┌─ Data entries
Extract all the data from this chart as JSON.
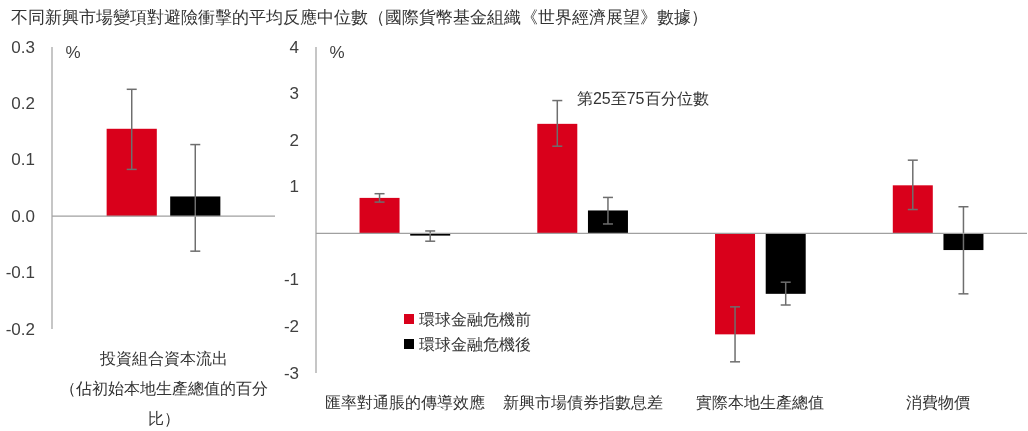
{
  "chart_data": [
    {
      "type": "bar",
      "title": "不同新興市場變項對避險衝擊的平均反應中位數（國際貨幣基金組織《世界經濟展望》數據）",
      "ylabel": "%",
      "categories": [
        "投資組合資本流出（佔初始本地生產總值的百分比）"
      ],
      "ylim": [
        -0.2,
        0.3
      ],
      "yticks": [
        0.3,
        0.2,
        0.1,
        {
          "value": 0,
          "label": "0.0"
        },
        -0.1,
        -0.2
      ],
      "series": [
        {
          "color": "#d9001b",
          "values": [
            0.155
          ],
          "errors": [
            [
              0.083,
              0.225
            ]
          ]
        },
        {
          "color": "#000000",
          "values": [
            0.035
          ],
          "errors": [
            [
              -0.062,
              0.127
            ]
          ]
        }
      ]
    },
    {
      "type": "bar",
      "ylabel": "%",
      "categories": [
        "匯率對通脹的傳導效應",
        "新興市場債券指數息差",
        "實際本地生產總值",
        "消費物價"
      ],
      "ylim": [
        -3,
        4
      ],
      "yticks": [
        4,
        3,
        2,
        1,
        -1,
        -2,
        -3
      ],
      "series": [
        {
          "name": "環球金融危機前",
          "color": "#d9001b",
          "values": [
            0.76,
            2.35,
            -2.17,
            1.03
          ],
          "errors": [
            [
              0.67,
              0.85
            ],
            [
              1.87,
              2.85
            ],
            [
              -2.76,
              -1.58
            ],
            [
              0.51,
              1.57
            ]
          ]
        },
        {
          "name": "環球金融危機後",
          "color": "#000000",
          "values": [
            -0.05,
            0.49,
            -1.3,
            -0.36
          ],
          "errors": [
            [
              -0.17,
              0.05
            ],
            [
              0.2,
              0.77
            ],
            [
              -1.54,
              -1.05
            ],
            [
              -1.3,
              0.57
            ]
          ]
        }
      ],
      "legend": "bottom left",
      "annotations": [
        "第25至75百分位數"
      ]
    }
  ]
}
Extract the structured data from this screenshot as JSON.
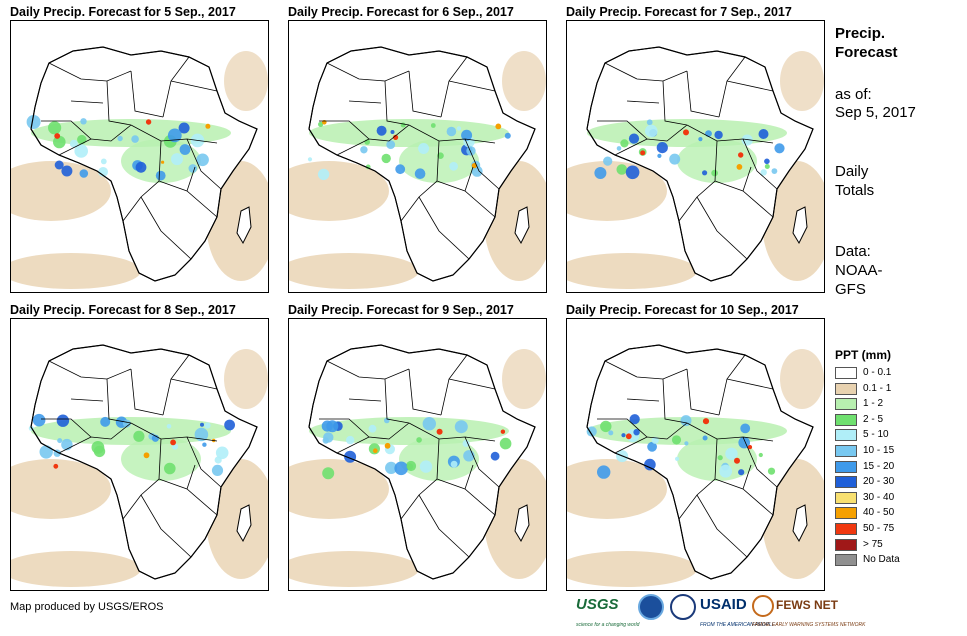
{
  "panels": [
    {
      "title": "Daily Precip. Forecast for 5 Sep., 2017"
    },
    {
      "title": "Daily Precip. Forecast for 6 Sep., 2017"
    },
    {
      "title": "Daily Precip. Forecast for 7 Sep., 2017"
    },
    {
      "title": "Daily Precip. Forecast for 8 Sep., 2017"
    },
    {
      "title": "Daily Precip. Forecast for 9 Sep., 2017"
    },
    {
      "title": "Daily Precip. Forecast for 10 Sep., 2017"
    }
  ],
  "sidebar": {
    "heading_line1": "Precip.",
    "heading_line2": "Forecast",
    "asof_label": "as of:",
    "asof_date": "Sep 5, 2017",
    "totals_line1": "Daily",
    "totals_line2": "Totals",
    "data_line1": "Data:",
    "data_line2": "NOAA-",
    "data_line3": "GFS"
  },
  "legend": {
    "title": "PPT (mm)",
    "items": [
      {
        "label": "0 - 0.1",
        "color": "#ffffff"
      },
      {
        "label": "0.1 - 1",
        "color": "#e8d2b0"
      },
      {
        "label": "1 - 2",
        "color": "#b8f0b0"
      },
      {
        "label": "2 - 5",
        "color": "#6fe06f"
      },
      {
        "label": "5 - 10",
        "color": "#b0eef8"
      },
      {
        "label": "10 - 15",
        "color": "#78c8f0"
      },
      {
        "label": "15 - 20",
        "color": "#3f9aea"
      },
      {
        "label": "20 - 30",
        "color": "#1f5fd8"
      },
      {
        "label": "30 - 40",
        "color": "#f8e070"
      },
      {
        "label": "40 - 50",
        "color": "#f5a000"
      },
      {
        "label": "50 - 75",
        "color": "#f03810"
      },
      {
        "label": "> 75",
        "color": "#a01818"
      },
      {
        "label": "No Data",
        "color": "#909090"
      }
    ]
  },
  "footer": {
    "credit": "Map produced by USGS/EROS",
    "usgs_logo": "USGS",
    "usgs_tagline": "science for a changing world",
    "usaid_logo": "USAID",
    "usaid_tagline": "FROM THE AMERICAN PEOPLE",
    "fews_logo": "FEWS NET",
    "fews_tagline": "FAMINE EARLY WARNING SYSTEMS NETWORK"
  }
}
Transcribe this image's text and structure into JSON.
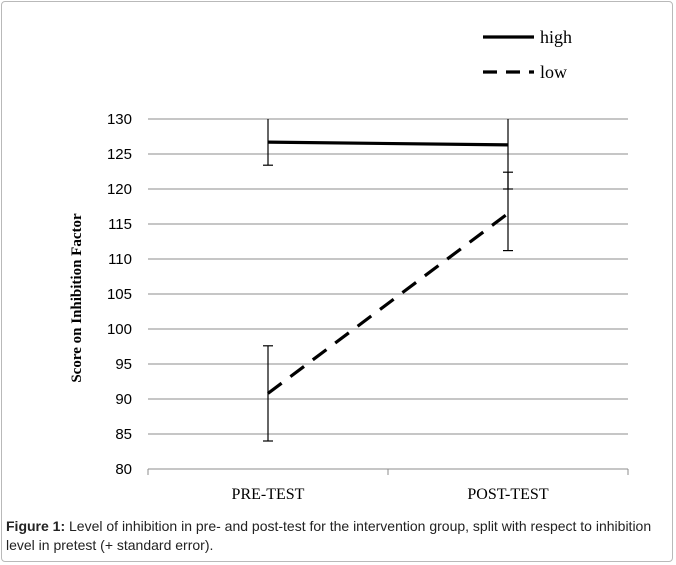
{
  "caption": {
    "label": "Figure 1:",
    "text": " Level of inhibition in pre- and post-test for the intervention group, split with respect to inhibition level in pretest (+ standard error)."
  },
  "chart_data": {
    "type": "line",
    "title": "",
    "xlabel": "",
    "ylabel": "Score on Inhibition Factor",
    "categories": [
      "PRE-TEST",
      "POST-TEST"
    ],
    "ylim": [
      80,
      130
    ],
    "yticks": [
      80,
      85,
      90,
      95,
      100,
      105,
      110,
      115,
      120,
      125,
      130
    ],
    "grid": true,
    "legend_position": "top-right",
    "series": [
      {
        "name": "high",
        "style": "solid",
        "color": "#000000",
        "values": [
          126.7,
          126.3
        ],
        "err_low": [
          123.4,
          120.0
        ],
        "err_high": [
          130.0,
          130.0
        ]
      },
      {
        "name": "low",
        "style": "dashed",
        "color": "#000000",
        "values": [
          90.8,
          116.5
        ],
        "err_low": [
          84.0,
          111.2
        ],
        "err_high": [
          97.6,
          122.4
        ]
      }
    ]
  }
}
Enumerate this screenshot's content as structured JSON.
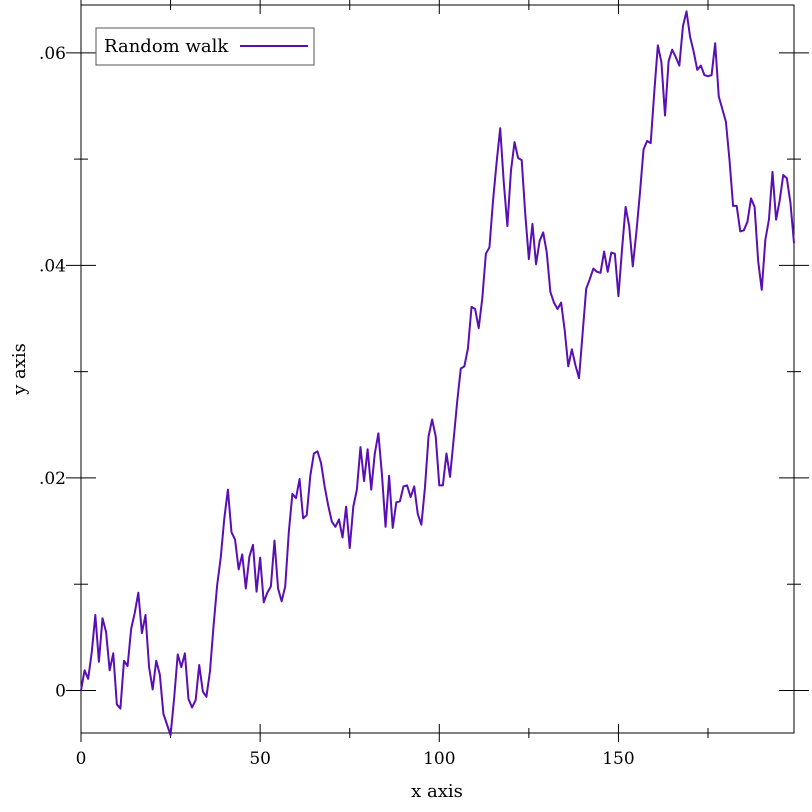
└─
Only the number is wanted: how many lines of these entries contain the string "JSON"?

4